[What you have to do]: Using the records below, report how many lines hold "六大体系", with no extra text.

[Data records]
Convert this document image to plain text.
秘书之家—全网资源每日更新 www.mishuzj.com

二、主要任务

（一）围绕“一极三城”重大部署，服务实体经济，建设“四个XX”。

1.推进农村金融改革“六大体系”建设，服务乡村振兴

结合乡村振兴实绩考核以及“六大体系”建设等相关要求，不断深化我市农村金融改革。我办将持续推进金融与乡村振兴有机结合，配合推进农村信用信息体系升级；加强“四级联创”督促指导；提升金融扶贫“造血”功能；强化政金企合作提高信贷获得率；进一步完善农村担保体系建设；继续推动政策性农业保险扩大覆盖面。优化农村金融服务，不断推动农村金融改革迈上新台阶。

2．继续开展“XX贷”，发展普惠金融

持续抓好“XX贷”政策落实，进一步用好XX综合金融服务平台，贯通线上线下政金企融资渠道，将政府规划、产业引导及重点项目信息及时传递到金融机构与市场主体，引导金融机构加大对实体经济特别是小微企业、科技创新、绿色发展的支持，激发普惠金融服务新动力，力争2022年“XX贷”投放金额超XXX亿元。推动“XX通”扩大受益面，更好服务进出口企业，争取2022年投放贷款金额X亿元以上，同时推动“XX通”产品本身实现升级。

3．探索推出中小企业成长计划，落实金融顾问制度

[Solution for this exercise]: 2